### What is required
Find each line containing the string "this" and return it.

### Data section
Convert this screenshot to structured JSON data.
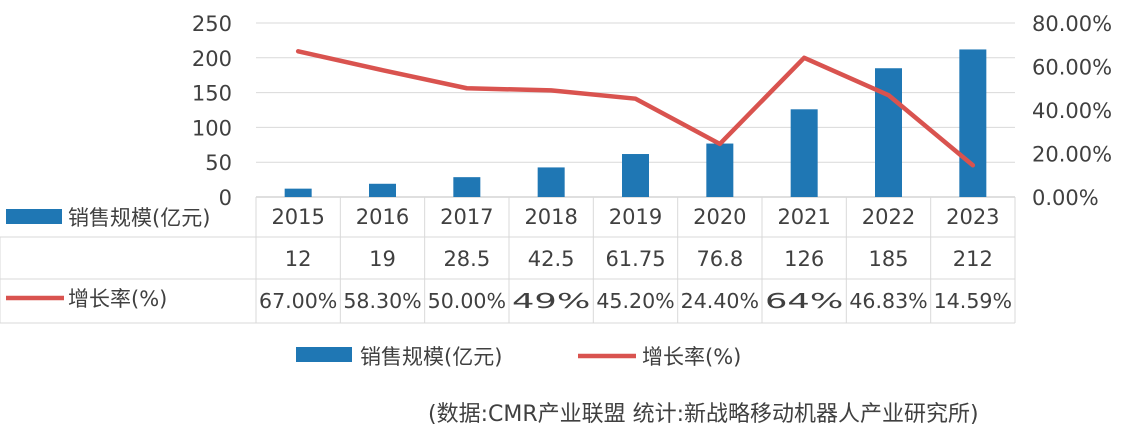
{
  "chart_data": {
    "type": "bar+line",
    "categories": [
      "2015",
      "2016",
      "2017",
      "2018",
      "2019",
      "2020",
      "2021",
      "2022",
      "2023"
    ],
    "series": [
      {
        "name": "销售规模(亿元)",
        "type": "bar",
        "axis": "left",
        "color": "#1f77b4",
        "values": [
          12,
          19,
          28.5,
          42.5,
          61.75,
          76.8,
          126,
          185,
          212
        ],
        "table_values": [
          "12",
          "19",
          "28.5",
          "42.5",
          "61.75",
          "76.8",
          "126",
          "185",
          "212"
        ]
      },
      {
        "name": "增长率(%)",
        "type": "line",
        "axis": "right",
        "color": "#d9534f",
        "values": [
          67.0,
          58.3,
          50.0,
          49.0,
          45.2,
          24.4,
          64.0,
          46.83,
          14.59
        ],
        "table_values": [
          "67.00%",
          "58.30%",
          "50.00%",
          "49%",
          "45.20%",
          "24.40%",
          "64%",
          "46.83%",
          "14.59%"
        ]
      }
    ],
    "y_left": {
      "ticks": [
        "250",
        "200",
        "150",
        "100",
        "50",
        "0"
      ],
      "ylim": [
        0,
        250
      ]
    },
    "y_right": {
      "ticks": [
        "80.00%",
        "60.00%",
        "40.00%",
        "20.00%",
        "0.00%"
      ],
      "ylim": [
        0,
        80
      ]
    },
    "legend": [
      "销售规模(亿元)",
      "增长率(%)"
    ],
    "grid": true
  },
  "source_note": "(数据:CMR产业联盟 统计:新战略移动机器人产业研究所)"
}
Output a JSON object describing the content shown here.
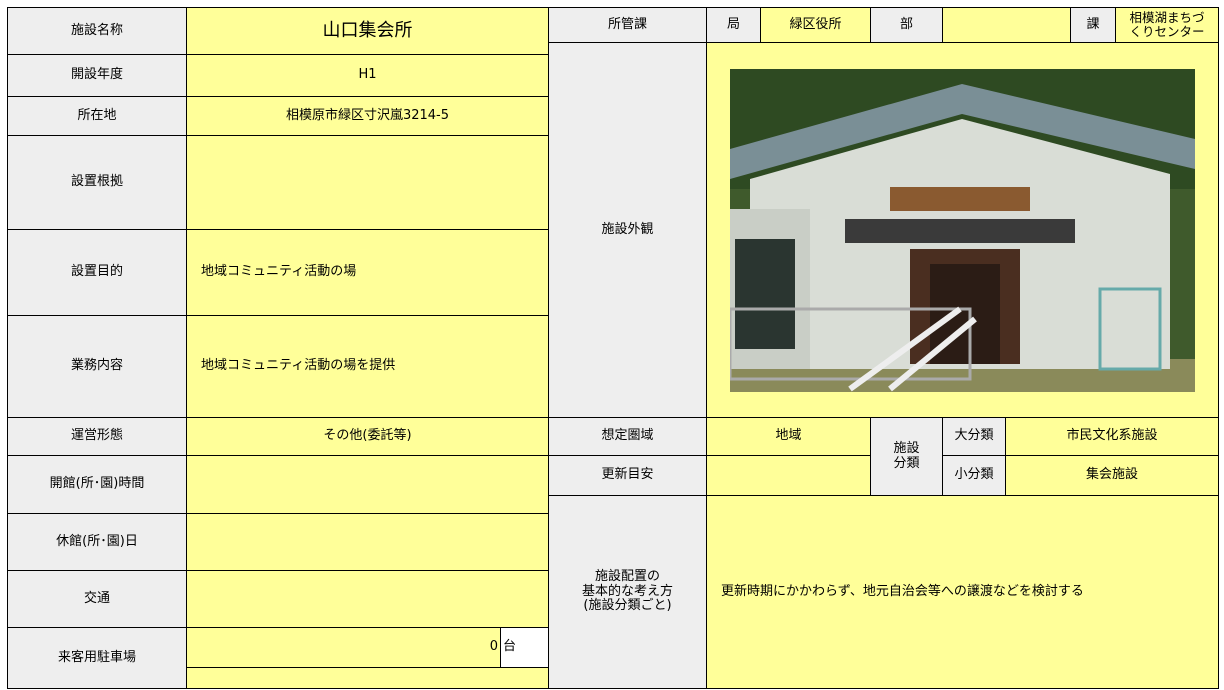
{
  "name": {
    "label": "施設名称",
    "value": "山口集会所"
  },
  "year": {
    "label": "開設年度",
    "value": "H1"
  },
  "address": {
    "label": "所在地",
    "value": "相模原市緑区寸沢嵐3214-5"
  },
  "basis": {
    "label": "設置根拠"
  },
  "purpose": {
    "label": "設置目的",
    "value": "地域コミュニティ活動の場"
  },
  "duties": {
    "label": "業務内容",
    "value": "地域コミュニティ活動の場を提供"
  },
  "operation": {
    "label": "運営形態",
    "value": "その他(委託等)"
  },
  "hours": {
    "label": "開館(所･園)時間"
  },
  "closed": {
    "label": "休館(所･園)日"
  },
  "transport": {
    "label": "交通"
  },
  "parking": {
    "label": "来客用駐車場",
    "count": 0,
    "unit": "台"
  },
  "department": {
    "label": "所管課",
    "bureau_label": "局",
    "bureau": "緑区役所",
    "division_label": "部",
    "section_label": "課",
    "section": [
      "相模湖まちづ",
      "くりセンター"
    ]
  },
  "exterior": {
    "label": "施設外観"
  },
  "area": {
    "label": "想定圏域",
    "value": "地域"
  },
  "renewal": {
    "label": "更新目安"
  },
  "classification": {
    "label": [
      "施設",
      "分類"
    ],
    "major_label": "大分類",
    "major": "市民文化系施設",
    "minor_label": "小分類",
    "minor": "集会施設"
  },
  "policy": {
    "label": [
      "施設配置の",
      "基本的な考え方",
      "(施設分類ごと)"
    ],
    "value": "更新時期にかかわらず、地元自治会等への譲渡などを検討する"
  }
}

---

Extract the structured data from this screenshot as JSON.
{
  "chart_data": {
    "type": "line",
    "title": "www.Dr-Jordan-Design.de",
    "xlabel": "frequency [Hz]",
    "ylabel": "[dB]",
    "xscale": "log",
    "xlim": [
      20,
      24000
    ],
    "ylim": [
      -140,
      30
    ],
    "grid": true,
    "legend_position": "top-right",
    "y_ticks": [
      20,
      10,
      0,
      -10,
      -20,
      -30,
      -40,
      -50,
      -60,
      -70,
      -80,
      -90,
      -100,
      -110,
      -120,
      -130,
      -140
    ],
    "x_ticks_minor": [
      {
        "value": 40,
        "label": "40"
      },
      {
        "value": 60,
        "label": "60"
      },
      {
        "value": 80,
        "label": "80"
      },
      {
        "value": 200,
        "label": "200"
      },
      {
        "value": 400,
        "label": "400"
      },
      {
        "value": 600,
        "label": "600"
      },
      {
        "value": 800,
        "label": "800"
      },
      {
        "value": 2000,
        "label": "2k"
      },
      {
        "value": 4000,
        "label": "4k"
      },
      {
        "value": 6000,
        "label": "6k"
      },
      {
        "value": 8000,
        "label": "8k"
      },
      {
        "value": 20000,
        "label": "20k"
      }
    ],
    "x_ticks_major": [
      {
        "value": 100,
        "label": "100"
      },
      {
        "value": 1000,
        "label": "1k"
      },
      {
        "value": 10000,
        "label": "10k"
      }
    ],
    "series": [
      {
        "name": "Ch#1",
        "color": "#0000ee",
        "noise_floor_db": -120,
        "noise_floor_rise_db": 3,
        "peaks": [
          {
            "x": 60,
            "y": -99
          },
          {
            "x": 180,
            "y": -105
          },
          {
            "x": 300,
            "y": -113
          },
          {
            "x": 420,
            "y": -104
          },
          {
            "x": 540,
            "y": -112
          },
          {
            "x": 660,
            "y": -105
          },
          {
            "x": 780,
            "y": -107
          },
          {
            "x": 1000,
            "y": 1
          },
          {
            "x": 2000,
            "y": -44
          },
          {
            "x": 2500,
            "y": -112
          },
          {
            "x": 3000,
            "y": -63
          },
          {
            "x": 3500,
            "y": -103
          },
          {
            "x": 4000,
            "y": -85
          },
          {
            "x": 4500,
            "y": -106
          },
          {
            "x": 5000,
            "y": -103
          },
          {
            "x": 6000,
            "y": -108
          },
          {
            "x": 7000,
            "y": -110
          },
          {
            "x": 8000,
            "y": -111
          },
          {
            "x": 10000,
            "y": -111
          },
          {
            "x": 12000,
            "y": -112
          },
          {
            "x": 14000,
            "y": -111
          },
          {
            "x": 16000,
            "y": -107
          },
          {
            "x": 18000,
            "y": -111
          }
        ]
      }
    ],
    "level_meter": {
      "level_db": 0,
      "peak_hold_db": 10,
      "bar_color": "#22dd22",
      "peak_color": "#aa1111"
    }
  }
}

* * *

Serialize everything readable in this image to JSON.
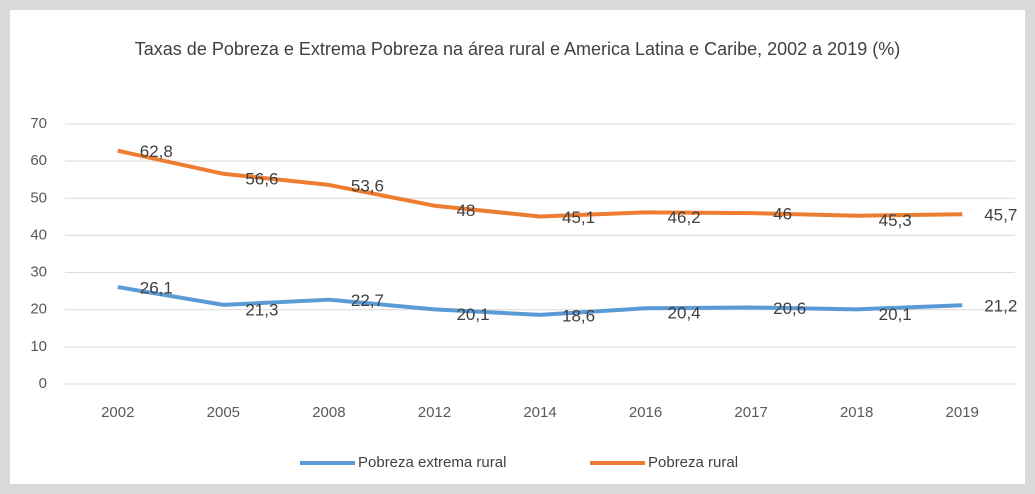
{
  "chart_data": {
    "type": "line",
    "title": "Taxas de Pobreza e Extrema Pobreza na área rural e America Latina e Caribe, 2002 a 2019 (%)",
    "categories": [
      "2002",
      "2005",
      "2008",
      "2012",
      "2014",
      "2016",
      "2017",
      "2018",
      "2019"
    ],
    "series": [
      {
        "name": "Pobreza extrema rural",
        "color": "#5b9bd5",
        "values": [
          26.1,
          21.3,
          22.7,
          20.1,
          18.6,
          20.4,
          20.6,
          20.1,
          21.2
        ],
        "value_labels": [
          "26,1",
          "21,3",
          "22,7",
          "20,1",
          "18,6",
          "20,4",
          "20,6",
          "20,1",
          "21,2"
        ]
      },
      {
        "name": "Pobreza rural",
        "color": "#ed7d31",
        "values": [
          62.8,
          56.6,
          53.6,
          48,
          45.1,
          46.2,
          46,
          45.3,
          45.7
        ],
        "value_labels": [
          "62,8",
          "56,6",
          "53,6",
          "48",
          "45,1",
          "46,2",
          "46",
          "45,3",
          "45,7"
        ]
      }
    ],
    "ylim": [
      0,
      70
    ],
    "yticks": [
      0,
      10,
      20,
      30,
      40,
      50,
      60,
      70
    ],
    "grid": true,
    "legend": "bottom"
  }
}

### Output below
Convert this screenshot to structured JSON data.
Extract the structured data from this screenshot as JSON.
Serialize everything readable in this image to JSON.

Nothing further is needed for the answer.